__Required task__. Each line below should be reproduced without any alteration.

Supplied data start

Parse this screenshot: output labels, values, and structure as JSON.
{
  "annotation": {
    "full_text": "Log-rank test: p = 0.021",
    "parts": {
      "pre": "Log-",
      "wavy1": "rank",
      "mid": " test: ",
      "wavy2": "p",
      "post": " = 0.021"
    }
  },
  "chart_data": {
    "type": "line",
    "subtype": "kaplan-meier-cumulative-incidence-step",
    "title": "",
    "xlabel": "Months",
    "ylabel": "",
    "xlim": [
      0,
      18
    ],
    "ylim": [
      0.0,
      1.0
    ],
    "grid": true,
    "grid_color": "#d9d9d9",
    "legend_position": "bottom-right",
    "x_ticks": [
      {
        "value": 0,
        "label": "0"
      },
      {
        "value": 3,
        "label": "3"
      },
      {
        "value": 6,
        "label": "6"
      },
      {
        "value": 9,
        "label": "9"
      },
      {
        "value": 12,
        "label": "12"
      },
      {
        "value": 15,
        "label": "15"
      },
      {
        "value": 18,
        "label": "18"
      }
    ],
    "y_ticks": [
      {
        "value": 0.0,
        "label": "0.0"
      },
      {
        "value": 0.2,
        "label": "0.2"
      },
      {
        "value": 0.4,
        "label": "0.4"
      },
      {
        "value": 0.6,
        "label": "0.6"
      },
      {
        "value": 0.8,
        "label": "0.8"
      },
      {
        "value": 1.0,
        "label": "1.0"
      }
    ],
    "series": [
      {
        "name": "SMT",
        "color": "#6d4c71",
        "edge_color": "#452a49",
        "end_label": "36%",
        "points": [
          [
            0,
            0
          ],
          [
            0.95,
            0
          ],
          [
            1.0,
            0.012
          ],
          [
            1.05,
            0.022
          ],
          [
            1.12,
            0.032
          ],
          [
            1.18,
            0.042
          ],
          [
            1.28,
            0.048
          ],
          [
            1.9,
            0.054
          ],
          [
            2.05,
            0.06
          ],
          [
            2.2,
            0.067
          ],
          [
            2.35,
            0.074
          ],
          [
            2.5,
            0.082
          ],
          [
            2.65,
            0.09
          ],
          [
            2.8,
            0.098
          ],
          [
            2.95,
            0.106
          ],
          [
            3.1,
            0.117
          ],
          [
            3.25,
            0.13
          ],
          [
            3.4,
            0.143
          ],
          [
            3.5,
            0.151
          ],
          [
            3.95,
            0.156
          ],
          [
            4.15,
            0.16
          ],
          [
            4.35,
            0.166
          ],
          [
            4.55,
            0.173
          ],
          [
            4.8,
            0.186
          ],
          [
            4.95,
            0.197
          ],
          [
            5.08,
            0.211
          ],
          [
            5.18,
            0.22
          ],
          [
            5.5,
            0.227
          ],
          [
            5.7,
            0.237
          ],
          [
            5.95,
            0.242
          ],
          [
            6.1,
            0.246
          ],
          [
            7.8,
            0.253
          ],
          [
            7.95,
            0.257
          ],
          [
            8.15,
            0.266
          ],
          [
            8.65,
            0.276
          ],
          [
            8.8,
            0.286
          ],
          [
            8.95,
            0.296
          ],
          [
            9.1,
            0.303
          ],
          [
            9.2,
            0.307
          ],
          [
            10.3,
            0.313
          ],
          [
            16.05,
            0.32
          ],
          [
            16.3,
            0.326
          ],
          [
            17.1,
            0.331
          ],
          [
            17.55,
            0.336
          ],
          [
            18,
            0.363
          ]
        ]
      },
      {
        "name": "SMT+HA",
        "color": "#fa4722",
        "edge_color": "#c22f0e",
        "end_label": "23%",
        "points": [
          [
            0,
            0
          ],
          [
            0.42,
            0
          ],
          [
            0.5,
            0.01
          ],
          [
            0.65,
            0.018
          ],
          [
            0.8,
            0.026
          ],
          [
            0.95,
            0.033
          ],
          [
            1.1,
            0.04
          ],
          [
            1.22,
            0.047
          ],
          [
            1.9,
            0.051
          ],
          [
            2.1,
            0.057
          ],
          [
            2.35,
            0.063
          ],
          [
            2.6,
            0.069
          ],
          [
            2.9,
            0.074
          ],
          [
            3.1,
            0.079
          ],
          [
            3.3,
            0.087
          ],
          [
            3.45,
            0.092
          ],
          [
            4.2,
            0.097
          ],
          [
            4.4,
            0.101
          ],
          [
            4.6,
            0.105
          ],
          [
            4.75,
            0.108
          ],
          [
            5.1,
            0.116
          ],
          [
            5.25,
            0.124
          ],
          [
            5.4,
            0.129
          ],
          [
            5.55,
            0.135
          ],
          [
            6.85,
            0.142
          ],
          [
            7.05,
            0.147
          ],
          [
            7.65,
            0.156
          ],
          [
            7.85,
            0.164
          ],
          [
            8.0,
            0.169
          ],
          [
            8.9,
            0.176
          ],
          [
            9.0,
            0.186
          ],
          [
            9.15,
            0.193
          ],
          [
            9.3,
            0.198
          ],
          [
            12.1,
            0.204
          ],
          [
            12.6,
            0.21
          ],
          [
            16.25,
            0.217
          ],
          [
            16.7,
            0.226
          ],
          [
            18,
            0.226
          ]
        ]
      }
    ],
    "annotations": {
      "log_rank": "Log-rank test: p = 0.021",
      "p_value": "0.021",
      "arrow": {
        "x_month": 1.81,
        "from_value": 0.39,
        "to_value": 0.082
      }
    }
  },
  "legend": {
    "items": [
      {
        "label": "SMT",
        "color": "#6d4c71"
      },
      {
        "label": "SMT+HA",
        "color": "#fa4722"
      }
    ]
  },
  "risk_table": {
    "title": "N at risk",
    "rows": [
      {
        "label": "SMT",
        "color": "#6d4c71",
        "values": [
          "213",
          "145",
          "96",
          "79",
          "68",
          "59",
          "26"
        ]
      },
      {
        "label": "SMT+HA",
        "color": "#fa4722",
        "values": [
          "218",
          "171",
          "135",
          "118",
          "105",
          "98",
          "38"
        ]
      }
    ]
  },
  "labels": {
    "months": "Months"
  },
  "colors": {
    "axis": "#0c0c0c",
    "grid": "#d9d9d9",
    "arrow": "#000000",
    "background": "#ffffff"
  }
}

Supplied data end

__Solution to the exercise__.
Parse this screenshot: output labels, values, and structure as JSON.
{
  "annotation": {
    "full_text": "Log-rank test: p = 0.021",
    "parts": {
      "pre": "Log-",
      "wavy1": "rank",
      "mid": " test: ",
      "wavy2": "p",
      "post": " = 0.021"
    }
  },
  "chart_data": {
    "type": "line",
    "subtype": "kaplan-meier-cumulative-incidence-step",
    "title": "",
    "xlabel": "Months",
    "ylabel": "",
    "xlim": [
      0,
      18
    ],
    "ylim": [
      0.0,
      1.0
    ],
    "grid": true,
    "grid_color": "#d9d9d9",
    "legend_position": "bottom-right",
    "x_ticks": [
      {
        "value": 0,
        "label": "0"
      },
      {
        "value": 3,
        "label": "3"
      },
      {
        "value": 6,
        "label": "6"
      },
      {
        "value": 9,
        "label": "9"
      },
      {
        "value": 12,
        "label": "12"
      },
      {
        "value": 15,
        "label": "15"
      },
      {
        "value": 18,
        "label": "18"
      }
    ],
    "y_ticks": [
      {
        "value": 0.0,
        "label": "0.0"
      },
      {
        "value": 0.2,
        "label": "0.2"
      },
      {
        "value": 0.4,
        "label": "0.4"
      },
      {
        "value": 0.6,
        "label": "0.6"
      },
      {
        "value": 0.8,
        "label": "0.8"
      },
      {
        "value": 1.0,
        "label": "1.0"
      }
    ],
    "series": [
      {
        "name": "SMT",
        "color": "#6d4c71",
        "edge_color": "#452a49",
        "end_label": "36%",
        "points": [
          [
            0,
            0
          ],
          [
            0.95,
            0
          ],
          [
            1.0,
            0.012
          ],
          [
            1.05,
            0.022
          ],
          [
            1.12,
            0.032
          ],
          [
            1.18,
            0.042
          ],
          [
            1.28,
            0.048
          ],
          [
            1.9,
            0.054
          ],
          [
            2.05,
            0.06
          ],
          [
            2.2,
            0.067
          ],
          [
            2.35,
            0.074
          ],
          [
            2.5,
            0.082
          ],
          [
            2.65,
            0.09
          ],
          [
            2.8,
            0.098
          ],
          [
            2.95,
            0.106
          ],
          [
            3.1,
            0.117
          ],
          [
            3.25,
            0.13
          ],
          [
            3.4,
            0.143
          ],
          [
            3.5,
            0.151
          ],
          [
            3.95,
            0.156
          ],
          [
            4.15,
            0.16
          ],
          [
            4.35,
            0.166
          ],
          [
            4.55,
            0.173
          ],
          [
            4.8,
            0.186
          ],
          [
            4.95,
            0.197
          ],
          [
            5.08,
            0.211
          ],
          [
            5.18,
            0.22
          ],
          [
            5.5,
            0.227
          ],
          [
            5.7,
            0.237
          ],
          [
            5.95,
            0.242
          ],
          [
            6.1,
            0.246
          ],
          [
            7.8,
            0.253
          ],
          [
            7.95,
            0.257
          ],
          [
            8.15,
            0.266
          ],
          [
            8.65,
            0.276
          ],
          [
            8.8,
            0.286
          ],
          [
            8.95,
            0.296
          ],
          [
            9.1,
            0.303
          ],
          [
            9.2,
            0.307
          ],
          [
            10.3,
            0.313
          ],
          [
            16.05,
            0.32
          ],
          [
            16.3,
            0.326
          ],
          [
            17.1,
            0.331
          ],
          [
            17.55,
            0.336
          ],
          [
            18,
            0.363
          ]
        ]
      },
      {
        "name": "SMT+HA",
        "color": "#fa4722",
        "edge_color": "#c22f0e",
        "end_label": "23%",
        "points": [
          [
            0,
            0
          ],
          [
            0.42,
            0
          ],
          [
            0.5,
            0.01
          ],
          [
            0.65,
            0.018
          ],
          [
            0.8,
            0.026
          ],
          [
            0.95,
            0.033
          ],
          [
            1.1,
            0.04
          ],
          [
            1.22,
            0.047
          ],
          [
            1.9,
            0.051
          ],
          [
            2.1,
            0.057
          ],
          [
            2.35,
            0.063
          ],
          [
            2.6,
            0.069
          ],
          [
            2.9,
            0.074
          ],
          [
            3.1,
            0.079
          ],
          [
            3.3,
            0.087
          ],
          [
            3.45,
            0.092
          ],
          [
            4.2,
            0.097
          ],
          [
            4.4,
            0.101
          ],
          [
            4.6,
            0.105
          ],
          [
            4.75,
            0.108
          ],
          [
            5.1,
            0.116
          ],
          [
            5.25,
            0.124
          ],
          [
            5.4,
            0.129
          ],
          [
            5.55,
            0.135
          ],
          [
            6.85,
            0.142
          ],
          [
            7.05,
            0.147
          ],
          [
            7.65,
            0.156
          ],
          [
            7.85,
            0.164
          ],
          [
            8.0,
            0.169
          ],
          [
            8.9,
            0.176
          ],
          [
            9.0,
            0.186
          ],
          [
            9.15,
            0.193
          ],
          [
            9.3,
            0.198
          ],
          [
            12.1,
            0.204
          ],
          [
            12.6,
            0.21
          ],
          [
            16.25,
            0.217
          ],
          [
            16.7,
            0.226
          ],
          [
            18,
            0.226
          ]
        ]
      }
    ],
    "annotations": {
      "log_rank": "Log-rank test: p = 0.021",
      "p_value": "0.021",
      "arrow": {
        "x_month": 1.81,
        "from_value": 0.39,
        "to_value": 0.082
      }
    }
  },
  "legend": {
    "items": [
      {
        "label": "SMT",
        "color": "#6d4c71"
      },
      {
        "label": "SMT+HA",
        "color": "#fa4722"
      }
    ]
  },
  "risk_table": {
    "title": "N at risk",
    "rows": [
      {
        "label": "SMT",
        "color": "#6d4c71",
        "values": [
          "213",
          "145",
          "96",
          "79",
          "68",
          "59",
          "26"
        ]
      },
      {
        "label": "SMT+HA",
        "color": "#fa4722",
        "values": [
          "218",
          "171",
          "135",
          "118",
          "105",
          "98",
          "38"
        ]
      }
    ]
  },
  "labels": {
    "months": "Months"
  },
  "colors": {
    "axis": "#0c0c0c",
    "grid": "#d9d9d9",
    "arrow": "#000000",
    "background": "#ffffff"
  }
}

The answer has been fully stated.